Data entries for graphics:
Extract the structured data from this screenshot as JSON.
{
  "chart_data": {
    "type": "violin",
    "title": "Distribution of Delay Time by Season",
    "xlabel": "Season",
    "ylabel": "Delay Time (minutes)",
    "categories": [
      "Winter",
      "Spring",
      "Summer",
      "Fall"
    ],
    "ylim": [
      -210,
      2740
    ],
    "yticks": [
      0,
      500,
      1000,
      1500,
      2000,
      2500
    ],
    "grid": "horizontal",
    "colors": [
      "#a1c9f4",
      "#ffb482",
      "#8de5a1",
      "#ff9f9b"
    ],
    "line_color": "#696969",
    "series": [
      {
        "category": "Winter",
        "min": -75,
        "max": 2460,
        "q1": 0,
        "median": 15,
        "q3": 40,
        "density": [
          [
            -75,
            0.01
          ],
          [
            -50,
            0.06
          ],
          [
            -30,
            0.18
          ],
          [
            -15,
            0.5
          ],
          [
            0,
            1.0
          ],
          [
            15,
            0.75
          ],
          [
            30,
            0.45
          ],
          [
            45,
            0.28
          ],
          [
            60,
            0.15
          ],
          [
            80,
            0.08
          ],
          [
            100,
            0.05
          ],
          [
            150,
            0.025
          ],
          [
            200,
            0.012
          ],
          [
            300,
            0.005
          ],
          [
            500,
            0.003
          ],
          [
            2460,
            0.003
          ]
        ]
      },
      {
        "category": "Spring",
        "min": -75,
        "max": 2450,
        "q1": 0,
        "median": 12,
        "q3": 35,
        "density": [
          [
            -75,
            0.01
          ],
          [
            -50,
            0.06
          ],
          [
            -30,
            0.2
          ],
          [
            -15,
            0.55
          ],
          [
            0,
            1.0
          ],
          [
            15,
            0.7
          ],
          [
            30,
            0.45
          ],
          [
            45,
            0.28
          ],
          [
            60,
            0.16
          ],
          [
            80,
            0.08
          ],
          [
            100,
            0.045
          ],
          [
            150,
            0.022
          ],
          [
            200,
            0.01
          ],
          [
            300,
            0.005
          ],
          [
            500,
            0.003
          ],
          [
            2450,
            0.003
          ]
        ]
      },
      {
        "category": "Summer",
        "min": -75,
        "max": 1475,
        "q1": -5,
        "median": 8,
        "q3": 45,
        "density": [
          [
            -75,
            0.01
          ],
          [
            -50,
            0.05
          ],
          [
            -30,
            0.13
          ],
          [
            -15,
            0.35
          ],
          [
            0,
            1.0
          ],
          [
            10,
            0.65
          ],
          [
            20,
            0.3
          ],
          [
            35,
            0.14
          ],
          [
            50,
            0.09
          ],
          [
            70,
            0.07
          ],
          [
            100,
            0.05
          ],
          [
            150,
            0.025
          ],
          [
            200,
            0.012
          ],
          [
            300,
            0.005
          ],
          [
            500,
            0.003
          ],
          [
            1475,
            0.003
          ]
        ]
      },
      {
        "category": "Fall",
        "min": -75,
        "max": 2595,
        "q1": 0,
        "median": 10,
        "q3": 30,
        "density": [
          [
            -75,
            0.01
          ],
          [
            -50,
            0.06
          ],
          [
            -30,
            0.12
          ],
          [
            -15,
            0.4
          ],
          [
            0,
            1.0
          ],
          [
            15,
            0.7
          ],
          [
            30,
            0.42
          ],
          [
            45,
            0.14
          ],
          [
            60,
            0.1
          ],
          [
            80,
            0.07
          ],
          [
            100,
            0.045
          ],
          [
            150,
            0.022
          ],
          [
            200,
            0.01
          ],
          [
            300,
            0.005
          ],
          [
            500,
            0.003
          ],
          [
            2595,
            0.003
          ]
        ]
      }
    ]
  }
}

▶ [To do]: Make an exact copy of all the data.

▶ [Worked answer]:
Extract the structured data from this screenshot as JSON.
{
  "chart_data": {
    "type": "violin",
    "title": "Distribution of Delay Time by Season",
    "xlabel": "Season",
    "ylabel": "Delay Time (minutes)",
    "categories": [
      "Winter",
      "Spring",
      "Summer",
      "Fall"
    ],
    "ylim": [
      -210,
      2740
    ],
    "yticks": [
      0,
      500,
      1000,
      1500,
      2000,
      2500
    ],
    "grid": "horizontal",
    "colors": [
      "#a1c9f4",
      "#ffb482",
      "#8de5a1",
      "#ff9f9b"
    ],
    "line_color": "#696969",
    "series": [
      {
        "category": "Winter",
        "min": -75,
        "max": 2460,
        "q1": 0,
        "median": 15,
        "q3": 40,
        "density": [
          [
            -75,
            0.01
          ],
          [
            -50,
            0.06
          ],
          [
            -30,
            0.18
          ],
          [
            -15,
            0.5
          ],
          [
            0,
            1.0
          ],
          [
            15,
            0.75
          ],
          [
            30,
            0.45
          ],
          [
            45,
            0.28
          ],
          [
            60,
            0.15
          ],
          [
            80,
            0.08
          ],
          [
            100,
            0.05
          ],
          [
            150,
            0.025
          ],
          [
            200,
            0.012
          ],
          [
            300,
            0.005
          ],
          [
            500,
            0.003
          ],
          [
            2460,
            0.003
          ]
        ]
      },
      {
        "category": "Spring",
        "min": -75,
        "max": 2450,
        "q1": 0,
        "median": 12,
        "q3": 35,
        "density": [
          [
            -75,
            0.01
          ],
          [
            -50,
            0.06
          ],
          [
            -30,
            0.2
          ],
          [
            -15,
            0.55
          ],
          [
            0,
            1.0
          ],
          [
            15,
            0.7
          ],
          [
            30,
            0.45
          ],
          [
            45,
            0.28
          ],
          [
            60,
            0.16
          ],
          [
            80,
            0.08
          ],
          [
            100,
            0.045
          ],
          [
            150,
            0.022
          ],
          [
            200,
            0.01
          ],
          [
            300,
            0.005
          ],
          [
            500,
            0.003
          ],
          [
            2450,
            0.003
          ]
        ]
      },
      {
        "category": "Summer",
        "min": -75,
        "max": 1475,
        "q1": -5,
        "median": 8,
        "q3": 45,
        "density": [
          [
            -75,
            0.01
          ],
          [
            -50,
            0.05
          ],
          [
            -30,
            0.13
          ],
          [
            -15,
            0.35
          ],
          [
            0,
            1.0
          ],
          [
            10,
            0.65
          ],
          [
            20,
            0.3
          ],
          [
            35,
            0.14
          ],
          [
            50,
            0.09
          ],
          [
            70,
            0.07
          ],
          [
            100,
            0.05
          ],
          [
            150,
            0.025
          ],
          [
            200,
            0.012
          ],
          [
            300,
            0.005
          ],
          [
            500,
            0.003
          ],
          [
            1475,
            0.003
          ]
        ]
      },
      {
        "category": "Fall",
        "min": -75,
        "max": 2595,
        "q1": 0,
        "median": 10,
        "q3": 30,
        "density": [
          [
            -75,
            0.01
          ],
          [
            -50,
            0.06
          ],
          [
            -30,
            0.12
          ],
          [
            -15,
            0.4
          ],
          [
            0,
            1.0
          ],
          [
            15,
            0.7
          ],
          [
            30,
            0.42
          ],
          [
            45,
            0.14
          ],
          [
            60,
            0.1
          ],
          [
            80,
            0.07
          ],
          [
            100,
            0.045
          ],
          [
            150,
            0.022
          ],
          [
            200,
            0.01
          ],
          [
            300,
            0.005
          ],
          [
            500,
            0.003
          ],
          [
            2595,
            0.003
          ]
        ]
      }
    ]
  }
}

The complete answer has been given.